* Entries shown *
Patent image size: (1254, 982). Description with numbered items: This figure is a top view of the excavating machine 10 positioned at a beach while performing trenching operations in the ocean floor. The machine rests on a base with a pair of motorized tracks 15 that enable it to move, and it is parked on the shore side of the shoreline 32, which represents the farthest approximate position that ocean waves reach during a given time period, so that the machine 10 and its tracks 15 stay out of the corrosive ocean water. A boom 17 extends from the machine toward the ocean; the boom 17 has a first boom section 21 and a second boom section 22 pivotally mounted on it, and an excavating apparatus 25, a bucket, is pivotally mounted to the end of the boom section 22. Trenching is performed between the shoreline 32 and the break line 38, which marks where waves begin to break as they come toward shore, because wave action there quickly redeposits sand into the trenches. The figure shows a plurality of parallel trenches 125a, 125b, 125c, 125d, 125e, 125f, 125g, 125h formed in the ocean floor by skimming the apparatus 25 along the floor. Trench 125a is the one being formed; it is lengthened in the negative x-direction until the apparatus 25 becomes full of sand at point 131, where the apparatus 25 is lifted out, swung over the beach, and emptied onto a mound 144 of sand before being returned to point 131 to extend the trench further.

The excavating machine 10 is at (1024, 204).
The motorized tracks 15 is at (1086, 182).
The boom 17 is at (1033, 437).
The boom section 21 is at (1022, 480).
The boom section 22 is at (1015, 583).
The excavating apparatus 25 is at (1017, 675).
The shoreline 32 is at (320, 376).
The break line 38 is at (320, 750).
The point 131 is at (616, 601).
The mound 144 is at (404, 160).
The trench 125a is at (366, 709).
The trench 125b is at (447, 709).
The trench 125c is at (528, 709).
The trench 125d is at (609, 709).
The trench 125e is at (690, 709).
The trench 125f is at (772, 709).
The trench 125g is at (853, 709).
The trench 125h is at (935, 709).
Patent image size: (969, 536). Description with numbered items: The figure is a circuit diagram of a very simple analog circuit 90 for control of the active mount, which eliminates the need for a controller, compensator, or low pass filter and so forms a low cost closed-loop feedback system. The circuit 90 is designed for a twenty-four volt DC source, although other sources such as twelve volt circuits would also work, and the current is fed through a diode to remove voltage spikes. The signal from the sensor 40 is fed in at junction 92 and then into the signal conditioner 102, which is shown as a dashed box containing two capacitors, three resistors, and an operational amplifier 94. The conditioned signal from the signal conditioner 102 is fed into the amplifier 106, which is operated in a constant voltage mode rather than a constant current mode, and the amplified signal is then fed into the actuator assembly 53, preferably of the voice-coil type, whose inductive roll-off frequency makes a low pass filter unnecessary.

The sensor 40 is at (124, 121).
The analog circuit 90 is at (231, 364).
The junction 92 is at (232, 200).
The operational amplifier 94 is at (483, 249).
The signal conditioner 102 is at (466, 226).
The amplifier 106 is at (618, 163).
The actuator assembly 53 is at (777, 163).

* Problem to work on *
Copy out the listing above verbatim, with every line included and nothing changed.

* Written answer *
Patent image size: (1254, 982). Description with numbered items: This figure is a top view of the excavating machine 10 positioned at a beach while performing trenching operations in the ocean floor. The machine rests on a base with a pair of motorized tracks 15 that enable it to move, and it is parked on the shore side of the shoreline 32, which represents the farthest approximate position that ocean waves reach during a given time period, so that the machine 10 and its tracks 15 stay out of the corrosive ocean water. A boom 17 extends from the machine toward the ocean; the boom 17 has a first boom section 21 and a second boom section 22 pivotally mounted on it, and an excavating apparatus 25, a bucket, is pivotally mounted to the end of the boom section 22. Trenching is performed between the shoreline 32 and the break line 38, which marks where waves begin to break as they come toward shore, because wave action there quickly redeposits sand into the trenches. The figure shows a plurality of parallel trenches 125a, 125b, 125c, 125d, 125e, 125f, 125g, 125h formed in the ocean floor by skimming the apparatus 25 along the floor. Trench 125a is the one being formed; it is lengthened in the negative x-direction until the apparatus 25 becomes full of sand at point 131, where the apparatus 25 is lifted out, swung over the beach, and emptied onto a mound 144 of sand before being returned to point 131 to extend the trench further.

The excavating machine 10 is at (1024, 204).
The motorized tracks 15 is at (1086, 182).
The boom 17 is at (1033, 437).
The boom section 21 is at (1022, 480).
The boom section 22 is at (1015, 583).
The excavating apparatus 25 is at (1017, 675).
The shoreline 32 is at (320, 376).
The break line 38 is at (320, 750).
The point 131 is at (616, 601).
The mound 144 is at (404, 160).
The trench 125a is at (366, 709).
The trench 125b is at (447, 709).
The trench 125c is at (528, 709).
The trench 125d is at (609, 709).
The trench 125e is at (690, 709).
The trench 125f is at (772, 709).
The trench 125g is at (853, 709).
The trench 125h is at (935, 709).
Patent image size: (969, 536). Description with numbered items: The figure is a circuit diagram of a very simple analog circuit 90 for control of the active mount, which eliminates the need for a controller, compensator, or low pass filter and so forms a low cost closed-loop feedback system. The circuit 90 is designed for a twenty-four volt DC source, although other sources such as twelve volt circuits would also work, and the current is fed through a diode to remove voltage spikes. The signal from the sensor 40 is fed in at junction 92 and then into the signal conditioner 102, which is shown as a dashed box containing two capacitors, three resistors, and an operational amplifier 94. The conditioned signal from the signal conditioner 102 is fed into the amplifier 106, which is operated in a constant voltage mode rather than a constant current mode, and the amplified signal is then fed into the actuator assembly 53, preferably of the voice-coil type, whose inductive roll-off frequency makes a low pass filter unnecessary.

The sensor 40 is at (124, 121).
The analog circuit 90 is at (231, 364).
The junction 92 is at (232, 200).
The operational amplifier 94 is at (483, 249).
The signal conditioner 102 is at (466, 226).
The amplifier 106 is at (618, 163).
The actuator assembly 53 is at (777, 163).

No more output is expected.